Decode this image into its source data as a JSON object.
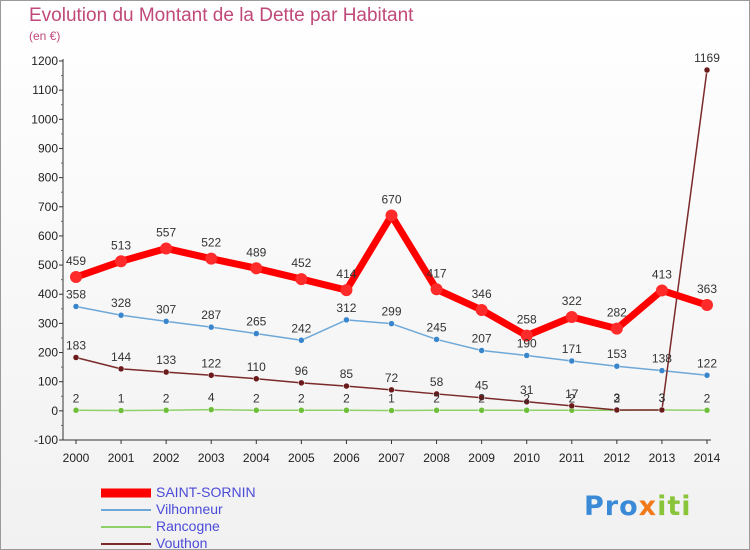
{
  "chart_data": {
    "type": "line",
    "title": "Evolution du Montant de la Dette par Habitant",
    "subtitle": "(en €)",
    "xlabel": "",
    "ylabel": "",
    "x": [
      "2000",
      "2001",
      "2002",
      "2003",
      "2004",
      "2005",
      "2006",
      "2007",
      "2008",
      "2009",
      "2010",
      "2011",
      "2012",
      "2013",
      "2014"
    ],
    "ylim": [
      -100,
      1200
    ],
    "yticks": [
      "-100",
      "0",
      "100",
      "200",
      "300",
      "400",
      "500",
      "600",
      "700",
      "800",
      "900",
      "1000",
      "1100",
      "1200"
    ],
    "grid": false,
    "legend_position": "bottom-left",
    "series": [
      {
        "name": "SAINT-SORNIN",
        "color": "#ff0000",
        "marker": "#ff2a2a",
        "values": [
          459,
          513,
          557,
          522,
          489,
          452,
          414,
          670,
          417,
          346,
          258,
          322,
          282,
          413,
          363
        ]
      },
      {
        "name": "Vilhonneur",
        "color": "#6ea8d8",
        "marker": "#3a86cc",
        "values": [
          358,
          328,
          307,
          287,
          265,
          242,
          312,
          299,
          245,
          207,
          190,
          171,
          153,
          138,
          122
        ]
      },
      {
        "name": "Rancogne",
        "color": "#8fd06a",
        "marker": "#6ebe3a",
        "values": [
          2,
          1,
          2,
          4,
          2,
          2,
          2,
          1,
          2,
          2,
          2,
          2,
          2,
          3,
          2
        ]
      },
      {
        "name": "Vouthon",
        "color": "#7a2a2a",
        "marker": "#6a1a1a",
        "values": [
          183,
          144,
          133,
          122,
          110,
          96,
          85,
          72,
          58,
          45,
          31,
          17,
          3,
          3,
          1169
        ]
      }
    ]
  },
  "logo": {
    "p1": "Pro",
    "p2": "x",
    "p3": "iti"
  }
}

◇ ◇ ◇

**Stated problem:** Write every entry out again exactly, dropping the pictures.

**Response below:**
Decode this image into its source data as a JSON object.
{
  "chart_data": {
    "type": "line",
    "title": "Evolution du Montant de la Dette par Habitant",
    "subtitle": "(en €)",
    "xlabel": "",
    "ylabel": "",
    "x": [
      "2000",
      "2001",
      "2002",
      "2003",
      "2004",
      "2005",
      "2006",
      "2007",
      "2008",
      "2009",
      "2010",
      "2011",
      "2012",
      "2013",
      "2014"
    ],
    "ylim": [
      -100,
      1200
    ],
    "yticks": [
      "-100",
      "0",
      "100",
      "200",
      "300",
      "400",
      "500",
      "600",
      "700",
      "800",
      "900",
      "1000",
      "1100",
      "1200"
    ],
    "grid": false,
    "legend_position": "bottom-left",
    "series": [
      {
        "name": "SAINT-SORNIN",
        "color": "#ff0000",
        "marker": "#ff2a2a",
        "values": [
          459,
          513,
          557,
          522,
          489,
          452,
          414,
          670,
          417,
          346,
          258,
          322,
          282,
          413,
          363
        ]
      },
      {
        "name": "Vilhonneur",
        "color": "#6ea8d8",
        "marker": "#3a86cc",
        "values": [
          358,
          328,
          307,
          287,
          265,
          242,
          312,
          299,
          245,
          207,
          190,
          171,
          153,
          138,
          122
        ]
      },
      {
        "name": "Rancogne",
        "color": "#8fd06a",
        "marker": "#6ebe3a",
        "values": [
          2,
          1,
          2,
          4,
          2,
          2,
          2,
          1,
          2,
          2,
          2,
          2,
          2,
          3,
          2
        ]
      },
      {
        "name": "Vouthon",
        "color": "#7a2a2a",
        "marker": "#6a1a1a",
        "values": [
          183,
          144,
          133,
          122,
          110,
          96,
          85,
          72,
          58,
          45,
          31,
          17,
          3,
          3,
          1169
        ]
      }
    ]
  },
  "logo": {
    "p1": "Pro",
    "p2": "x",
    "p3": "iti"
  }
}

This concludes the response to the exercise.